4.) een link naar ons fotoalbum van Zuid-Afrika, Namibië, Maleisië, Sri Lanka, de Malediven, Costa Rica, Guatemala en Colombia (zie rechtsonder).
20-07-2013
Puntjes op de i - vervolg
Het doet wonderen wanneer je eens op je strepen staat én de juiste persoon aanspreekt, want één dag later stond er plots een gloednieuw 'bakkie' (derde keer goeie keer?), met goeie banden, zoals gevraagd...! Zie mail hieronder:
Van: Barbara Bex [mailto:barbara_serge@hotmail.com]
Eerst en vooral dank voor de 'interventie' vorige keer (zie e-mail hieronder). Zoals toen aan de telefoon gezegd zijn we uiteindelijk toch goed kunnen vertrekken zonder al te veel vertraging. Het was weliswaar jammer dat we aanvankelijk geen Toyota kregen zoals gevraagd, dat de reservebanden ontbraken en dat er geen kinderstoeltjes waren, maar na een paar dagen was alles toch in orde. We zijn ondertussen al een maand onderweg en genieten van Namibië.

##########

Opdracht 1
Vertaal de zin "We zijn ondertussen al een maand onderweg en genieten van Namibië." uit de aangeleverde tekst naar het Engels.
Opdracht 2
Schrijf de reistekst over de huurauto in Namibië verder, aansluitend op de laatste zin.

##########

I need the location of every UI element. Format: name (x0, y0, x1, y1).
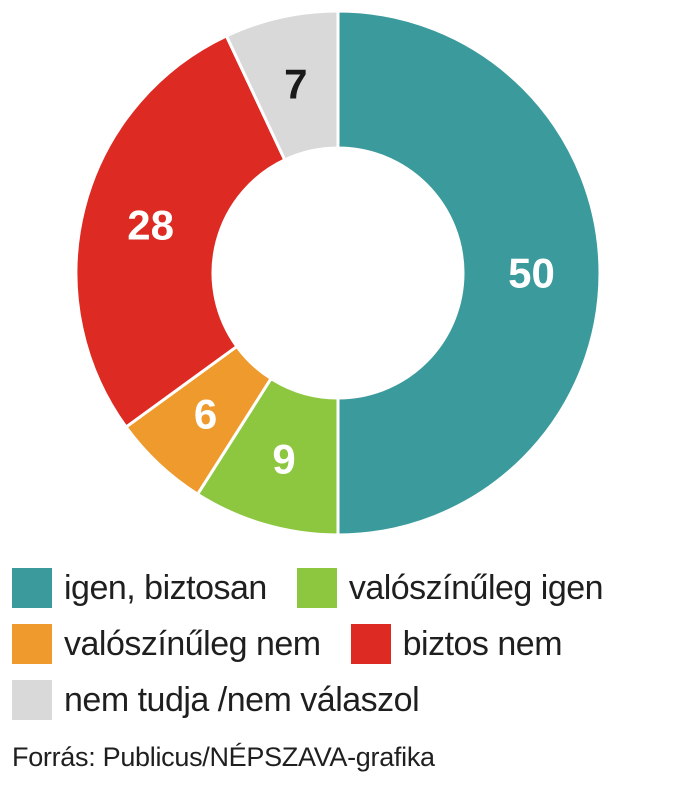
slice-label-biztos-nem: 28 (127, 201, 174, 248)
slice-label-valoszinuleg-nem: 6 (194, 391, 217, 438)
legend-label: igen, biztosan (64, 568, 267, 607)
legend-row-2: valószínűleg nem biztos nem (12, 616, 672, 672)
legend-label: valószínűleg nem (64, 624, 321, 663)
legend-label: valószínűleg igen (348, 568, 604, 607)
source-note: Forrás: Publicus/NÉPSZAVA-grafika (12, 742, 435, 772)
slice-label-nem-tudja: 7 (284, 61, 307, 108)
slice-nem-tudja (224, 9, 340, 162)
legend-item-valoszinuleg-igen: valószínűleg igen (296, 568, 604, 608)
donut-chart: 50 9 6 28 7 (74, 9, 602, 537)
legend-item-igen-biztosan: igen, biztosan (12, 568, 267, 608)
legend-item-biztos-nem: biztos nem (350, 624, 563, 664)
legend-swatch-orange (12, 624, 52, 664)
legend-swatch-gray (12, 680, 52, 720)
legend-item-nem-tudja: nem tudja /nem válaszol (12, 680, 420, 720)
slice-label-igen-biztosan: 50 (508, 250, 555, 297)
legend: igen, biztosan valószínűleg igen valószí… (12, 560, 672, 728)
slice-biztos-nem (74, 33, 287, 430)
legend-item-valoszinuleg-nem: valószínűleg nem (12, 624, 321, 664)
slice-label-valoszinuleg-igen: 9 (272, 435, 295, 482)
slice-igen-biztosan (336, 9, 602, 537)
legend-row-3: nem tudja /nem válaszol (12, 672, 672, 728)
legend-label: biztos nem (402, 624, 563, 663)
legend-label: nem tudja /nem válaszol (64, 680, 420, 719)
legend-swatch-green (296, 568, 337, 608)
legend-row-1: igen, biztosan valószínűleg igen (12, 560, 672, 616)
legend-swatch-teal (12, 568, 52, 608)
legend-swatch-red (350, 624, 391, 664)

##########

Eindantwoord 1
We have been on the road for a month now and are enjoying Namibia.

Eindantwoord 2
Jammer genoeg bederft onze auto weer een beetje de feestvreugde. Vandaar deze e-mail.
Onderweg hebben we een paar keer een band moeten laten herstellen, maar dat is een stuk van het avontuur, niet? Ook de dieselfilter die moest worden vervangen (we waren nog maar een week onderweg!) gaf ons een extra Afrika-ervaring: een paar uur vertraging a.g.v. miscommunicatie, het ontbreken van een mecanicien en een overijverige stockbeheerder die geen filter wilde geven zonder betalingsbewijs (dat ***** moest leveren). (Detail: de oude filter die in de auto strak bleek niet de juiste te zijn.)
Wat we een beetje té avontuurlijk vonden was 1.) het feit dat het 'clearence certificate' (de 'service disc') niet meer geldig was (na slechts twee weken rondrijden) en 2.) dat de auto dringend een groot onderhoud moest krijgen (90.000 km), wat we nota bene zelf ontdekten onderweg toen we in de autopapieren keken. We moesten voor beide problemen speciaal naar Walvisbay rijden, vandaag 18 juli.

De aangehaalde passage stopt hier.